--- Start Available records ---
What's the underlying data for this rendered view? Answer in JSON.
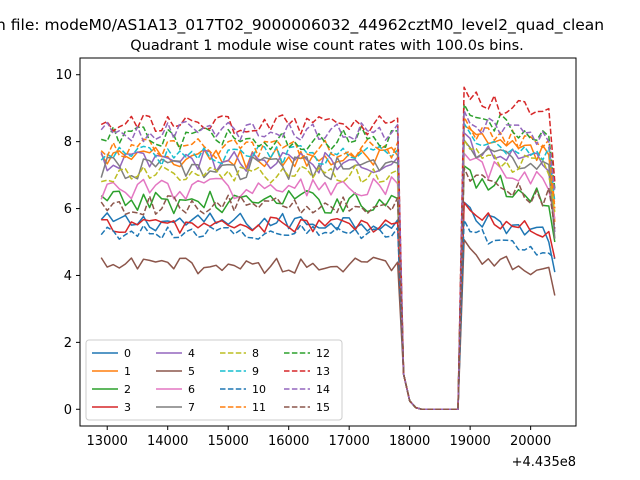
{
  "figure": {
    "suptitle": "n file: modeM0/AS1A13_017T02_9000006032_44962cztM0_level2_quad_clean",
    "title": "Quadrant 1 module wise count rates with 100.0s bins."
  },
  "chart_data": {
    "type": "line",
    "title": "Quadrant 1 module wise count rates with 100.0s bins.",
    "xlabel": "",
    "ylabel": "",
    "x_offset_label": "+4.435e8",
    "xlim": [
      12550,
      20750
    ],
    "ylim": [
      -0.5,
      10.5
    ],
    "x_ticks": [
      13000,
      14000,
      15000,
      16000,
      17000,
      18000,
      19000,
      20000
    ],
    "x_tick_labels": [
      "13000",
      "14000",
      "15000",
      "16000",
      "17000",
      "18000",
      "19000",
      "20000"
    ],
    "y_ticks": [
      0,
      2,
      4,
      6,
      8,
      10
    ],
    "y_tick_labels": [
      "0",
      "2",
      "4",
      "6",
      "8",
      "10"
    ],
    "grid": false,
    "legend": {
      "placement": "lower-left",
      "columns": 4
    },
    "x": {
      "start": 12900,
      "step": 100,
      "end": 20400
    },
    "gap": {
      "drop_start": 17900,
      "low_from": 18000,
      "low_to": 18800,
      "rise_end": 18950,
      "low_values": [
        0.25,
        0.05,
        0.0,
        0.0,
        0.0,
        0.0,
        0.0,
        0.0,
        0.0
      ]
    },
    "series": [
      {
        "name": "0",
        "color": "#1f77b4",
        "dash": "solid",
        "level_before": 5.6,
        "level_after": 5.8,
        "end_value": 4.1,
        "jitter": 0.28
      },
      {
        "name": "1",
        "color": "#ff7f0e",
        "dash": "solid",
        "level_before": 7.5,
        "level_after": 8.1,
        "end_value": 5.6,
        "jitter": 0.35
      },
      {
        "name": "2",
        "color": "#2ca02c",
        "dash": "solid",
        "level_before": 6.2,
        "level_after": 6.9,
        "end_value": 5.0,
        "jitter": 0.35
      },
      {
        "name": "3",
        "color": "#d62728",
        "dash": "solid",
        "level_before": 5.5,
        "level_after": 5.8,
        "end_value": 4.5,
        "jitter": 0.25
      },
      {
        "name": "4",
        "color": "#9467bd",
        "dash": "solid",
        "level_before": 7.4,
        "level_after": 7.9,
        "end_value": 5.3,
        "jitter": 0.35
      },
      {
        "name": "5",
        "color": "#8c564b",
        "dash": "solid",
        "level_before": 4.3,
        "level_after": 4.7,
        "end_value": 3.4,
        "jitter": 0.25
      },
      {
        "name": "6",
        "color": "#e377c2",
        "dash": "solid",
        "level_before": 6.6,
        "level_after": 7.3,
        "end_value": 5.7,
        "jitter": 0.35
      },
      {
        "name": "7",
        "color": "#7f7f7f",
        "dash": "solid",
        "level_before": 7.2,
        "level_after": 7.7,
        "end_value": 5.1,
        "jitter": 0.35
      },
      {
        "name": "8",
        "color": "#bcbd22",
        "dash": "dashed",
        "level_before": 7.0,
        "level_after": 7.7,
        "end_value": 5.9,
        "jitter": 0.3
      },
      {
        "name": "9",
        "color": "#17becf",
        "dash": "dashed",
        "level_before": 7.6,
        "level_after": 8.2,
        "end_value": 6.2,
        "jitter": 0.3
      },
      {
        "name": "10",
        "color": "#1f77b4",
        "dash": "dashed",
        "level_before": 5.3,
        "level_after": 5.3,
        "end_value": 4.5,
        "jitter": 0.22
      },
      {
        "name": "11",
        "color": "#ff7f0e",
        "dash": "dashed",
        "level_before": 7.8,
        "level_after": 8.4,
        "end_value": 6.0,
        "jitter": 0.3
      },
      {
        "name": "12",
        "color": "#2ca02c",
        "dash": "dashed",
        "level_before": 8.1,
        "level_after": 8.8,
        "end_value": 6.6,
        "jitter": 0.35
      },
      {
        "name": "13",
        "color": "#d62728",
        "dash": "dashed",
        "level_before": 8.5,
        "level_after": 9.3,
        "end_value": 6.8,
        "jitter": 0.3
      },
      {
        "name": "14",
        "color": "#9467bd",
        "dash": "dashed",
        "level_before": 8.3,
        "level_after": 8.6,
        "end_value": 6.5,
        "jitter": 0.3
      },
      {
        "name": "15",
        "color": "#8c564b",
        "dash": "dashed",
        "level_before": 6.1,
        "level_after": 6.9,
        "end_value": 5.4,
        "jitter": 0.3
      }
    ]
  }
}
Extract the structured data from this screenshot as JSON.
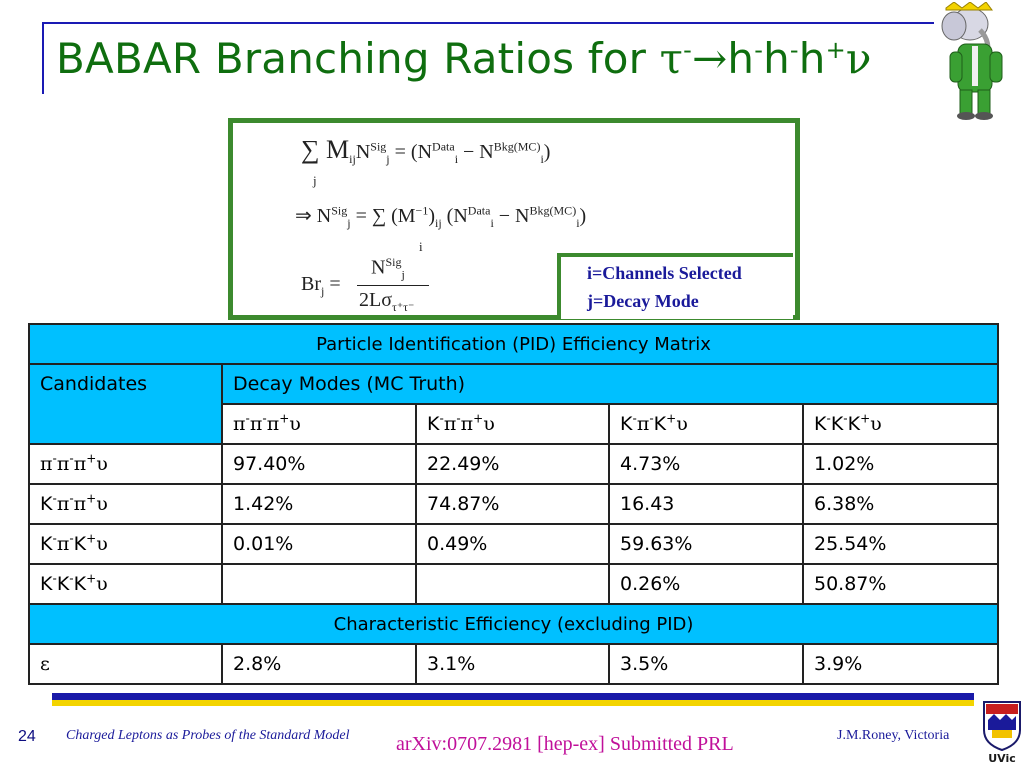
--- End Available records ---
Return to the listing above and set it down exactly, leaving out its pictures.

**The solution:**
What's the underlying data for this rendered view? Answer in JSON.
{
  "figure": {
    "suptitle": "n file: modeM0/AS1A13_017T02_9000006032_44962cztM0_level2_quad_clean",
    "title": "Quadrant 1 module wise count rates with 100.0s bins."
  },
  "chart_data": {
    "type": "line",
    "title": "Quadrant 1 module wise count rates with 100.0s bins.",
    "xlabel": "",
    "ylabel": "",
    "x_offset_label": "+4.435e8",
    "xlim": [
      12550,
      20750
    ],
    "ylim": [
      -0.5,
      10.5
    ],
    "x_ticks": [
      13000,
      14000,
      15000,
      16000,
      17000,
      18000,
      19000,
      20000
    ],
    "x_tick_labels": [
      "13000",
      "14000",
      "15000",
      "16000",
      "17000",
      "18000",
      "19000",
      "20000"
    ],
    "y_ticks": [
      0,
      2,
      4,
      6,
      8,
      10
    ],
    "y_tick_labels": [
      "0",
      "2",
      "4",
      "6",
      "8",
      "10"
    ],
    "grid": false,
    "legend": {
      "placement": "lower-left",
      "columns": 4
    },
    "x": {
      "start": 12900,
      "step": 100,
      "end": 20400
    },
    "gap": {
      "drop_start": 17900,
      "low_from": 18000,
      "low_to": 18800,
      "rise_end": 18950,
      "low_values": [
        0.25,
        0.05,
        0.0,
        0.0,
        0.0,
        0.0,
        0.0,
        0.0,
        0.0
      ]
    },
    "series": [
      {
        "name": "0",
        "color": "#1f77b4",
        "dash": "solid",
        "level_before": 5.6,
        "level_after": 5.8,
        "end_value": 4.1,
        "jitter": 0.28
      },
      {
        "name": "1",
        "color": "#ff7f0e",
        "dash": "solid",
        "level_before": 7.5,
        "level_after": 8.1,
        "end_value": 5.6,
        "jitter": 0.35
      },
      {
        "name": "2",
        "color": "#2ca02c",
        "dash": "solid",
        "level_before": 6.2,
        "level_after": 6.9,
        "end_value": 5.0,
        "jitter": 0.35
      },
      {
        "name": "3",
        "color": "#d62728",
        "dash": "solid",
        "level_before": 5.5,
        "level_after": 5.8,
        "end_value": 4.5,
        "jitter": 0.25
      },
      {
        "name": "4",
        "color": "#9467bd",
        "dash": "solid",
        "level_before": 7.4,
        "level_after": 7.9,
        "end_value": 5.3,
        "jitter": 0.35
      },
      {
        "name": "5",
        "color": "#8c564b",
        "dash": "solid",
        "level_before": 4.3,
        "level_after": 4.7,
        "end_value": 3.4,
        "jitter": 0.25
      },
      {
        "name": "6",
        "color": "#e377c2",
        "dash": "solid",
        "level_before": 6.6,
        "level_after": 7.3,
        "end_value": 5.7,
        "jitter": 0.35
      },
      {
        "name": "7",
        "color": "#7f7f7f",
        "dash": "solid",
        "level_before": 7.2,
        "level_after": 7.7,
        "end_value": 5.1,
        "jitter": 0.35
      },
      {
        "name": "8",
        "color": "#bcbd22",
        "dash": "dashed",
        "level_before": 7.0,
        "level_after": 7.7,
        "end_value": 5.9,
        "jitter": 0.3
      },
      {
        "name": "9",
        "color": "#17becf",
        "dash": "dashed",
        "level_before": 7.6,
        "level_after": 8.2,
        "end_value": 6.2,
        "jitter": 0.3
      },
      {
        "name": "10",
        "color": "#1f77b4",
        "dash": "dashed",
        "level_before": 5.3,
        "level_after": 5.3,
        "end_value": 4.5,
        "jitter": 0.22
      },
      {
        "name": "11",
        "color": "#ff7f0e",
        "dash": "dashed",
        "level_before": 7.8,
        "level_after": 8.4,
        "end_value": 6.0,
        "jitter": 0.3
      },
      {
        "name": "12",
        "color": "#2ca02c",
        "dash": "dashed",
        "level_before": 8.1,
        "level_after": 8.8,
        "end_value": 6.6,
        "jitter": 0.35
      },
      {
        "name": "13",
        "color": "#d62728",
        "dash": "dashed",
        "level_before": 8.5,
        "level_after": 9.3,
        "end_value": 6.8,
        "jitter": 0.3
      },
      {
        "name": "14",
        "color": "#9467bd",
        "dash": "dashed",
        "level_before": 8.3,
        "level_after": 8.6,
        "end_value": 6.5,
        "jitter": 0.3
      },
      {
        "name": "15",
        "color": "#8c564b",
        "dash": "dashed",
        "level_before": 6.1,
        "level_after": 6.9,
        "end_value": 5.4,
        "jitter": 0.3
      }
    ]
  }
}
Extract the structured data from this screenshot as JSON.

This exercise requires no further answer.